▶ **REQUEST**
Format every line of the material below as a Markdown table with the columns Row and Line, numbering the rows and omitting blank lines. Leave the pictures out.

**** DATA LINES

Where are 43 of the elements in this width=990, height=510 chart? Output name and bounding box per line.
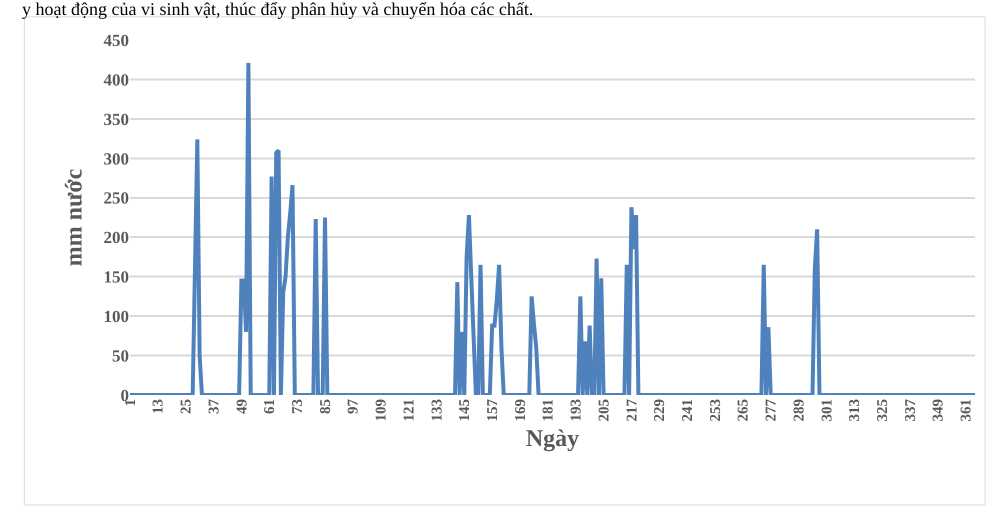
x-tick-label: 253 [708,399,724,422]
y-tick-label: 50 [112,346,129,366]
x-tick-label: 97 [346,398,362,414]
x-tick-label: 157 [485,398,502,422]
x-axis-title: Ngày [526,426,580,452]
x-tick-label: 349 [930,399,947,422]
x-tick-label: 109 [374,399,390,422]
x-tick-label: 85 [318,399,334,414]
x-tick-label: 61 [262,399,278,414]
y-tick-label: 400 [104,70,129,90]
x-tick-label: 25 [178,399,195,414]
x-tick-label: 49 [234,399,250,414]
x-tick-label: 121 [401,399,418,422]
y-tick-label: 200 [104,228,129,248]
x-tick-label: 217 [624,398,640,422]
text: y hoạt động của vi sinh vật, thúc đẩy phân hủy và chuyển hóa các chất. [22,0,534,19]
x-tick-label: 289 [791,399,808,422]
x-tick-label: 361 [958,399,975,422]
x-tick-label: 325 [875,399,892,422]
x-tick-label: 205 [596,399,612,422]
y-tick-label: 300 [104,149,129,168]
x-tick-label: 241 [680,399,696,422]
x-tick-label: 37 [206,398,222,414]
x-tick-label: 277 [764,398,780,422]
line-series [130,60,975,395]
x-tick-label: 169 [512,399,529,422]
x-tick-label: 301 [819,399,836,422]
x-tick-label: 337 [902,398,919,422]
x-tick-label: 265 [736,399,752,422]
x-tick-label: 313 [847,399,864,422]
y-axis-title: mm nước [62,168,88,266]
y-tick-label: 350 [104,110,129,129]
y-tick-label: 250 [104,188,129,208]
x-tick-label: 193 [568,399,585,422]
x-tick-label: 229 [652,399,668,422]
y-tick-label: 150 [104,268,129,287]
x-tick-label: 181 [540,399,557,422]
x-tick-label: 145 [457,399,474,422]
x-tick-label: 133 [429,399,446,422]
x-tick-label: 13 [150,399,167,414]
y-tick-label: 100 [104,307,129,326]
x-tick-label: 73 [290,399,306,414]
y-tick-label: 450 [104,30,129,50]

********

▶ **EXERCISE SOLUTION**
| Row | Line |
|---|---|
| 1 | Where are 43 of the elements in this width=990, height=510 chart? Output name and bounding box per line. |
| 2 | x-tick-label: 253 [708,399,724,422] |
| 3 | y-tick-label: 50 [112,346,129,366] |
| 4 | x-tick-label: 97 [346,398,362,414] |
| 5 | x-tick-label: 157 [485,398,502,422] |
| 6 | x-axis-title: Ngày [526,426,580,452] |
| 7 | x-tick-label: 349 [930,399,947,422] |
| 8 | x-tick-label: 109 [374,399,390,422] |
| 9 | x-tick-label: 85 [318,399,334,414] |
| 10 | x-tick-label: 61 [262,399,278,414] |
| 11 | y-tick-label: 400 [104,70,129,90] |
| 12 | x-tick-label: 25 [178,399,195,414] |
| 13 | x-tick-label: 49 [234,399,250,414] |
| 14 | x-tick-label: 121 [401,399,418,422] |
| 15 | y-tick-label: 200 [104,228,129,248] |
| 16 | x-tick-label: 217 [624,398,640,422] |
| 17 | text: y hoạt động của vi sinh vật, thúc đẩy phân hủy và chuyển hóa các chất. [22,0,534,19] |
| 18 | x-tick-label: 289 [791,399,808,422] |
| 19 | x-tick-label: 361 [958,399,975,422] |
| 20 | x-tick-label: 325 [875,399,892,422] |
| 21 | x-tick-label: 205 [596,399,612,422] |
| 22 | y-tick-label: 300 [104,149,129,168] |
| 23 | x-tick-label: 241 [680,399,696,422] |
| 24 | x-tick-label: 37 [206,398,222,414] |
| 25 | x-tick-label: 277 [764,398,780,422] |
| 26 | line-series [130,60,975,395] |
| 27 | x-tick-label: 169 [512,399,529,422] |
| 28 | x-tick-label: 301 [819,399,836,422] |
| 29 | x-tick-label: 337 [902,398,919,422] |
| 30 | x-tick-label: 265 [736,399,752,422] |
| 31 | x-tick-label: 313 [847,399,864,422] |
| 32 | y-axis-title: mm nước [62,168,88,266] |
| 33 | y-tick-label: 350 [104,110,129,129] |
| 34 | y-tick-label: 250 [104,188,129,208] |
| 35 | x-tick-label: 193 [568,399,585,422] |
| 36 | x-tick-label: 229 [652,399,668,422] |
| 37 | y-tick-label: 150 [104,268,129,287] |
| 38 | x-tick-label: 181 [540,399,557,422] |
| 39 | x-tick-label: 145 [457,399,474,422] |
| 40 | x-tick-label: 133 [429,399,446,422] |
| 41 | x-tick-label: 13 [150,399,167,414] |
| 42 | y-tick-label: 100 [104,307,129,326] |
| 43 | x-tick-label: 73 [290,399,306,414] |
| 44 | y-tick-label: 450 [104,30,129,50] |